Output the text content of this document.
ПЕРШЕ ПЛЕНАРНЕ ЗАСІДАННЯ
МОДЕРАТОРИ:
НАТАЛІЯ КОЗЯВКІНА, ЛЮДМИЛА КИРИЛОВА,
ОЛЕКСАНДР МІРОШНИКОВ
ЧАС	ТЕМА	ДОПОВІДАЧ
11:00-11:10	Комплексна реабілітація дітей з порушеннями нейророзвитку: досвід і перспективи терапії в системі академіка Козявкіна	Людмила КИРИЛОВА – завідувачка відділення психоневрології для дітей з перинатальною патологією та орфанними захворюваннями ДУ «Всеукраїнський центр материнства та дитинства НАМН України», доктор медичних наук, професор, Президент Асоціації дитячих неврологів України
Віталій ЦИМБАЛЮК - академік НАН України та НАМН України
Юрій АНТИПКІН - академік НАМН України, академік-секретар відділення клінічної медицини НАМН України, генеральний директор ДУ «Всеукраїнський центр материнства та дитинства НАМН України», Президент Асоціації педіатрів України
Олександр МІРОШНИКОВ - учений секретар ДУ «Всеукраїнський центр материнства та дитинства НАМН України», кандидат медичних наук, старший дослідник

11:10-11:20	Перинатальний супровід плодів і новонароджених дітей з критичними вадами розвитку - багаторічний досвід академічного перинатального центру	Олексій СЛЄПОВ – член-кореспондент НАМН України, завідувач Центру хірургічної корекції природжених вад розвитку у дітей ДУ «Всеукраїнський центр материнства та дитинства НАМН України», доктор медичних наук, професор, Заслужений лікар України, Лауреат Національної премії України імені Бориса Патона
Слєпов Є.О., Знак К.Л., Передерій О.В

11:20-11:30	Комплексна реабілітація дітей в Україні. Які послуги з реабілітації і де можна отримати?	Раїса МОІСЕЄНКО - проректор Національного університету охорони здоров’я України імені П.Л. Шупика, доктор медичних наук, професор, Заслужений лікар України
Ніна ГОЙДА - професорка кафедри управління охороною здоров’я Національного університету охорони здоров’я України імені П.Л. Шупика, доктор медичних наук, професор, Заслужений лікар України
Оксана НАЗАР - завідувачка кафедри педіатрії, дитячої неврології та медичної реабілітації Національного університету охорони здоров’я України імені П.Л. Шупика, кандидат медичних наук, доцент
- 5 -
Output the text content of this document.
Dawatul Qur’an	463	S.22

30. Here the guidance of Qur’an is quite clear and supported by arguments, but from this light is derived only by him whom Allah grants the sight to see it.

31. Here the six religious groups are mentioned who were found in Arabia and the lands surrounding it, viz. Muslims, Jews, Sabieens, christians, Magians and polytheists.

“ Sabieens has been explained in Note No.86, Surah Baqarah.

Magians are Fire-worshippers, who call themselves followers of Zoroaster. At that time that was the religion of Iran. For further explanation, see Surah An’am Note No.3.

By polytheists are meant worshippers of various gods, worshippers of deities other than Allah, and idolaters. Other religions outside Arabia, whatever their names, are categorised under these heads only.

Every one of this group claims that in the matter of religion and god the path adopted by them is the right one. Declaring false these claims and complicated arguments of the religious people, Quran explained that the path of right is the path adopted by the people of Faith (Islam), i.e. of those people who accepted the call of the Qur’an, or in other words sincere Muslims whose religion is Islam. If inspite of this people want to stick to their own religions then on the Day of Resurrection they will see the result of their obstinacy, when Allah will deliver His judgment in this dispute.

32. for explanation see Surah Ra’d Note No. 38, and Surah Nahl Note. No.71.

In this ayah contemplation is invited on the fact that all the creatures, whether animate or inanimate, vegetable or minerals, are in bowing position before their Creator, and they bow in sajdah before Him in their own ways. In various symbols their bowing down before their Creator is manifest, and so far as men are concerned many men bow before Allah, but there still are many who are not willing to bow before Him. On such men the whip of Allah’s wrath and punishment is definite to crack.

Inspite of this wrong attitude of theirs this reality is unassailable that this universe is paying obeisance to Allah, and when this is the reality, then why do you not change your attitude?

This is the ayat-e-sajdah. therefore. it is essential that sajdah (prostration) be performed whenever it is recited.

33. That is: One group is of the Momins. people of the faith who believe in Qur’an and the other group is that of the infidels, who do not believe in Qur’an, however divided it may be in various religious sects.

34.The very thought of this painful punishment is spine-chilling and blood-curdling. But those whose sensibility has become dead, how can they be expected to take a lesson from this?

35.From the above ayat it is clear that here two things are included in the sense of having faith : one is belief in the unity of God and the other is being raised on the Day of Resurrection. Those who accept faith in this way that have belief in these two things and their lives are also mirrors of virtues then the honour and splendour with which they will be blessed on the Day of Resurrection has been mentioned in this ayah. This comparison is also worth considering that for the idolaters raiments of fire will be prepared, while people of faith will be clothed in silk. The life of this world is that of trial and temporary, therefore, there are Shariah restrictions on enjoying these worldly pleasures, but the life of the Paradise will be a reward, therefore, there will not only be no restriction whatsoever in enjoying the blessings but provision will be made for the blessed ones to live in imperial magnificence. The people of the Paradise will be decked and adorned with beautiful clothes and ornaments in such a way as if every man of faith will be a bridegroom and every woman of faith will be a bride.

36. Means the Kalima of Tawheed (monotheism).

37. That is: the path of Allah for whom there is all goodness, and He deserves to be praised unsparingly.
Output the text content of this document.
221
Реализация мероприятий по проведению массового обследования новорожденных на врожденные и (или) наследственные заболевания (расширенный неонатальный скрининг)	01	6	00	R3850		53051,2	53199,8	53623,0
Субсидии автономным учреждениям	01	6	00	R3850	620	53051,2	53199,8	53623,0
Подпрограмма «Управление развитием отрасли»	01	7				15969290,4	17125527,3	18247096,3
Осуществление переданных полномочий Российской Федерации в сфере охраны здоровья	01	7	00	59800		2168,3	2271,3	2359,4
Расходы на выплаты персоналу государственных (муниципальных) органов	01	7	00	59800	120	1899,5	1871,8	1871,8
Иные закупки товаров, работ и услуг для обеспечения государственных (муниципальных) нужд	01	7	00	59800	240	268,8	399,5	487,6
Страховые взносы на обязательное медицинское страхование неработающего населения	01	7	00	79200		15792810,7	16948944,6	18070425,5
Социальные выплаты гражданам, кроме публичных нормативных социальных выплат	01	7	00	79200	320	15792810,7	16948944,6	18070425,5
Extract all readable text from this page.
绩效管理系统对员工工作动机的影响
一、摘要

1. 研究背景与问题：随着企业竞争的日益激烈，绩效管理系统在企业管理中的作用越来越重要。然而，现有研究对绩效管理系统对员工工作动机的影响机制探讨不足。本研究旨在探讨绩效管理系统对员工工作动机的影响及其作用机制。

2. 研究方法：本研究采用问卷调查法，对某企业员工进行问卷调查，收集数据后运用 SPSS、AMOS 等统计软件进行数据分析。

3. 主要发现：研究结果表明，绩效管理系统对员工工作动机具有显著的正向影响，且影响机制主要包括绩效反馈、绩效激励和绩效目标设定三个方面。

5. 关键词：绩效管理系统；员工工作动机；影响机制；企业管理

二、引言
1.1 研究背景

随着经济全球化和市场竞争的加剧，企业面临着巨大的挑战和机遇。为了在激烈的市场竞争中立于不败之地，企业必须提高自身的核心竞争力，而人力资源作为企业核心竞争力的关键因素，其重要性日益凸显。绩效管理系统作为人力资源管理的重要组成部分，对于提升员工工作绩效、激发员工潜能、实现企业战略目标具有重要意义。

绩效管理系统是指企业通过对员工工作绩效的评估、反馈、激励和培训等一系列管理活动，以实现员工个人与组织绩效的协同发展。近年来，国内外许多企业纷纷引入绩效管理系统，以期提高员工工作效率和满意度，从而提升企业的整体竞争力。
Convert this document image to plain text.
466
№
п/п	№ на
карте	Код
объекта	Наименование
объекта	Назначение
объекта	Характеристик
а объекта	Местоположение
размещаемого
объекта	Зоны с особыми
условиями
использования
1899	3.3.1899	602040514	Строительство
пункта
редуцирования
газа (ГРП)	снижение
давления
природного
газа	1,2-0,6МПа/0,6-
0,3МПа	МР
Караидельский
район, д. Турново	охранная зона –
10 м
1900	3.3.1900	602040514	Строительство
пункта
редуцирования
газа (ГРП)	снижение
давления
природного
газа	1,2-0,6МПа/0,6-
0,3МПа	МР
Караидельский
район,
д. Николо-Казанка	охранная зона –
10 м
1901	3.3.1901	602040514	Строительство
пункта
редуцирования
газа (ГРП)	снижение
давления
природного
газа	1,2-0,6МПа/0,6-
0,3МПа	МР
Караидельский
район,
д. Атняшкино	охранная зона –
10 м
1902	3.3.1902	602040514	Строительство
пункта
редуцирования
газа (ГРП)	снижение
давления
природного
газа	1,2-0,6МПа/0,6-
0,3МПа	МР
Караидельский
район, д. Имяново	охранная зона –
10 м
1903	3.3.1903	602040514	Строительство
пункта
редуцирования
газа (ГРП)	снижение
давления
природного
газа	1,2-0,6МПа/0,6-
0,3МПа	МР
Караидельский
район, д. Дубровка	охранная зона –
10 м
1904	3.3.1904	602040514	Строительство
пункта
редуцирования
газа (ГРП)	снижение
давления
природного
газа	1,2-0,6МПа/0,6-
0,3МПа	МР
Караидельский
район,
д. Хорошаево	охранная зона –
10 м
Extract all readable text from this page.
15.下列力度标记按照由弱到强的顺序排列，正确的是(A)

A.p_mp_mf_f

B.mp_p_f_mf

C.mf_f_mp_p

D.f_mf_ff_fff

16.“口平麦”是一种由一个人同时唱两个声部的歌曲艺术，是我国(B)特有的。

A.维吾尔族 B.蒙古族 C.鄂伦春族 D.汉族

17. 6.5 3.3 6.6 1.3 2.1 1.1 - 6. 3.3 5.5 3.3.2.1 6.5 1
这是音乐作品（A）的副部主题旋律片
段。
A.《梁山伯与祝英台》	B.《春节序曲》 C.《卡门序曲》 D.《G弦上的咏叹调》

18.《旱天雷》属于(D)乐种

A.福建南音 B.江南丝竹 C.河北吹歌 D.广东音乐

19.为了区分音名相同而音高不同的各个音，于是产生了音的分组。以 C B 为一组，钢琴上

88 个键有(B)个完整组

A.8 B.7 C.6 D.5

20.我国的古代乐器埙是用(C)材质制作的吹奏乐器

------------------------------

# [THE TASK]
Go through the material line by line. Show each line that contains the string "КИРИЛОВА".

# [SOLUTION FOR THIS PROBLEM]
НАТАЛІЯ КОЗЯВКІНА, ЛЮДМИЛА КИРИЛОВА,
11:00-11:10	Комплексна реабілітація дітей з порушеннями нейророзвитку: досвід і перспективи терапії в системі академіка Козявкіна	Людмила КИРИЛОВА – завідувачка відділення психоневрології для дітей з перинатальною патологією та орфанними захворюваннями ДУ «Всеукраїнський центр материнства та дитинства НАМН України», доктор медичних наук, професор, Президент Асоціації дитячих неврологів України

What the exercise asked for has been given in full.